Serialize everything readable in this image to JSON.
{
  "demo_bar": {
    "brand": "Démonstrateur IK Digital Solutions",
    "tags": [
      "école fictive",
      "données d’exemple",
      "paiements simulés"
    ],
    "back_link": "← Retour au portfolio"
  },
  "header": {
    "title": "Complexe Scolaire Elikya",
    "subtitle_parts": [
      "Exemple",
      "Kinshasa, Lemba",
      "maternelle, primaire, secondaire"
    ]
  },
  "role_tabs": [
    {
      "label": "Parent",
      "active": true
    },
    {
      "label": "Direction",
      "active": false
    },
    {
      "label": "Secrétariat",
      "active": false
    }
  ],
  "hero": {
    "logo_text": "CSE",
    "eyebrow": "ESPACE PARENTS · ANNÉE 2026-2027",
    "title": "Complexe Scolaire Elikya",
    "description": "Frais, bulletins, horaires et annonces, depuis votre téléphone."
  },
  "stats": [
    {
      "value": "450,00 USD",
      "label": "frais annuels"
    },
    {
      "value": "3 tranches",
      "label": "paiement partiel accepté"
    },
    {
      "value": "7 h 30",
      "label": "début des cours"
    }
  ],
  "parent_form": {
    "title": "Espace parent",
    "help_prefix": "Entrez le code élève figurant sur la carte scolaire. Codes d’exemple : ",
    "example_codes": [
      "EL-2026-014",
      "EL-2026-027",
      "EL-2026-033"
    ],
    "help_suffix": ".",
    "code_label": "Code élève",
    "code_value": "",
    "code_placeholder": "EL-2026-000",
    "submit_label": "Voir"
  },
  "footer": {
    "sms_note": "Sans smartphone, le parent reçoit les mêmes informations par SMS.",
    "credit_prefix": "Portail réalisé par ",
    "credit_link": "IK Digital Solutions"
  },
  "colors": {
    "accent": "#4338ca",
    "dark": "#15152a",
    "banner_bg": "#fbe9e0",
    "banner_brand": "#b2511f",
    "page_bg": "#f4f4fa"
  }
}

* **What the task asks**
Every line above needs to be retyped exactly.

* **Written reply**
Serialize everything readable in this image to JSON.
{
  "demo_bar": {
    "brand": "Démonstrateur IK Digital Solutions",
    "tags": [
      "école fictive",
      "données d’exemple",
      "paiements simulés"
    ],
    "back_link": "← Retour au portfolio"
  },
  "header": {
    "title": "Complexe Scolaire Elikya",
    "subtitle_parts": [
      "Exemple",
      "Kinshasa, Lemba",
      "maternelle, primaire, secondaire"
    ]
  },
  "role_tabs": [
    {
      "label": "Parent",
      "active": true
    },
    {
      "label": "Direction",
      "active": false
    },
    {
      "label": "Secrétariat",
      "active": false
    }
  ],
  "hero": {
    "logo_text": "CSE",
    "eyebrow": "ESPACE PARENTS · ANNÉE 2026-2027",
    "title": "Complexe Scolaire Elikya",
    "description": "Frais, bulletins, horaires et annonces, depuis votre téléphone."
  },
  "stats": [
    {
      "value": "450,00 USD",
      "label": "frais annuels"
    },
    {
      "value": "3 tranches",
      "label": "paiement partiel accepté"
    },
    {
      "value": "7 h 30",
      "label": "début des cours"
    }
  ],
  "parent_form": {
    "title": "Espace parent",
    "help_prefix": "Entrez le code élève figurant sur la carte scolaire. Codes d’exemple : ",
    "example_codes": [
      "EL-2026-014",
      "EL-2026-027",
      "EL-2026-033"
    ],
    "help_suffix": ".",
    "code_label": "Code élève",
    "code_value": "",
    "code_placeholder": "EL-2026-000",
    "submit_label": "Voir"
  },
  "footer": {
    "sms_note": "Sans smartphone, le parent reçoit les mêmes informations par SMS.",
    "credit_prefix": "Portail réalisé par ",
    "credit_link": "IK Digital Solutions"
  },
  "colors": {
    "accent": "#4338ca",
    "dark": "#15152a",
    "banner_bg": "#fbe9e0",
    "banner_brand": "#b2511f",
    "page_bg": "#f4f4fa"
  }
}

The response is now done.